[Data entries]
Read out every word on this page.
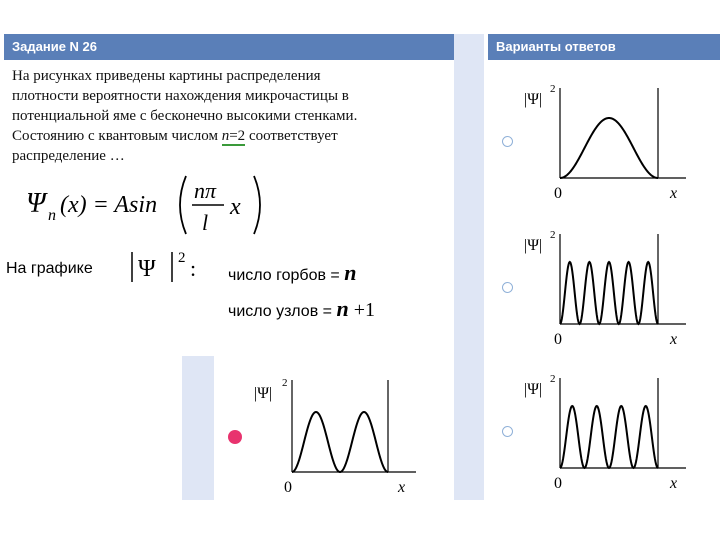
Задание N 26	Варианты ответов
На рисунках приведены картины распределения
плотности вероятности нахождения микрочастицы в
потенциальной яме с бесконечно высокими стенками.
Состоянию с квантовым числом n=2 соответствует
распределение …
Ψ n (x) = Asin
nπ
l
x
На графике Ψ 2 : число горбов = n
число узлов = n +1
|Ψ|
2
0	x
|Ψ|
2
0	x
|Ψ|
2
0	x
|Ψ|
2
0	x
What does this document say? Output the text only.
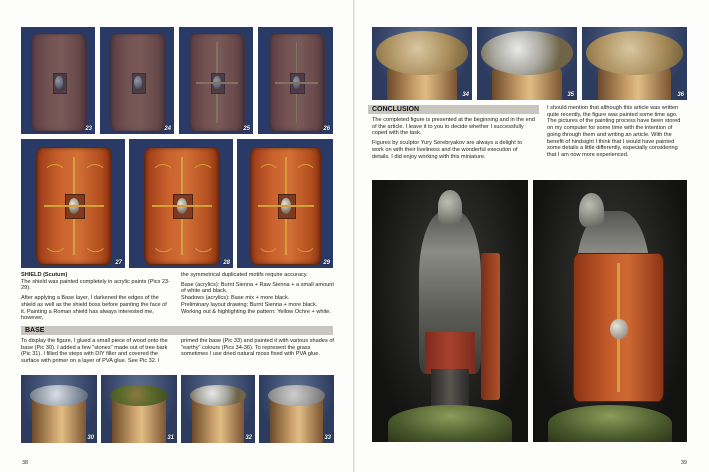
23	24	25	26
27	28	29

SHIELD (Scutum)
The shield was painted completely in acrylic paints (Pics 23-29).

After applying a Base layer, I darkened the edges of the shield as well as the shield boss before painting the face of it. Painting a Roman shield has always interested me, however,

the symmetrical duplicated motifs require accuracy.

Base (acrylics): Burnt Sienna + Raw Sienna + a small amount of white and black.

Shadows (acrylics): Base mix + more black.

Preliminary layout drawing: Burnt Sienna + more black.

Working out & highlighting the pattern: Yellow Ochre + white.

BASE

To display the figure, I glued a small piece of wood onto the base (Pic 30). I added a few "stones" made out of tree bark (Pic 31). I filled the steps with DIY filler and covered the surface with primer on a layer of PVA glue. See Pic 32. I

primed the base (Pic 33) and painted it with various shades of "earthy" colours (Pics 34-36). To represent the grass sometimes I use dried natural moss fixed with PVA glue.

30	31	32	33
38
34	35	36
CONCLUSION

The completed figure is presented at the beginning and in the end of the article. I leave it to you to decide whether I successfully coped with the task.

Figures by sculptor Yury Serebryakov are always a delight to work on with their liveliness and the wonderful execution of details. I did enjoy working with this miniature.

I should mention that although this article was written quite recently, the figure was painted some time ago. The pictures of the painting process have been stored on my computer for some time with the intention of going through them and writing an article. With the benefit of hindsight I think that I would have painted some details a little differently, especially considering that I am now more experienced.

39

• _Task statement_
Nothing in the entries above should change when they are printed again, except that the pictures are dropped.

• _Result below_
Read out every word on this page.
Задание N 26	Варианты ответов
На рисунках приведены картины распределения
плотности вероятности нахождения микрочастицы в
потенциальной яме с бесконечно высокими стенками.
Состоянию с квантовым числом n=2 соответствует
распределение …
Ψ n (x) = Asin
nπ
l
x
На графике Ψ 2 : число горбов = n
число узлов = n +1
|Ψ|
2
0	x
|Ψ|
2
0	x
|Ψ|
2
0	x
|Ψ|
2
0	x
What does this document say? Output the text only.
23	24	25	26
27	28	29

SHIELD (Scutum)
The shield was painted completely in acrylic paints (Pics 23-29).

After applying a Base layer, I darkened the edges of the shield as well as the shield boss before painting the face of it. Painting a Roman shield has always interested me, however,

the symmetrical duplicated motifs require accuracy.

Base (acrylics): Burnt Sienna + Raw Sienna + a small amount of white and black.

Shadows (acrylics): Base mix + more black.

Preliminary layout drawing: Burnt Sienna + more black.

Working out & highlighting the pattern: Yellow Ochre + white.

BASE

To display the figure, I glued a small piece of wood onto the base (Pic 30). I added a few "stones" made out of tree bark (Pic 31). I filled the steps with DIY filler and covered the surface with primer on a layer of PVA glue. See Pic 32. I

primed the base (Pic 33) and painted it with various shades of "earthy" colours (Pics 34-36). To represent the grass sometimes I use dried natural moss fixed with PVA glue.

30	31	32	33
38
34	35	36
CONCLUSION

The completed figure is presented at the beginning and in the end of the article. I leave it to you to decide whether I successfully coped with the task.

Figures by sculptor Yury Serebryakov are always a delight to work on with their liveliness and the wonderful execution of details. I did enjoy working with this miniature.

I should mention that although this article was written quite recently, the figure was painted some time ago. The pictures of the painting process have been stored on my computer for some time with the intention of going through them and writing an article. With the benefit of hindsight I think that I would have painted some details a little differently, especially considering that I am now more experienced.

39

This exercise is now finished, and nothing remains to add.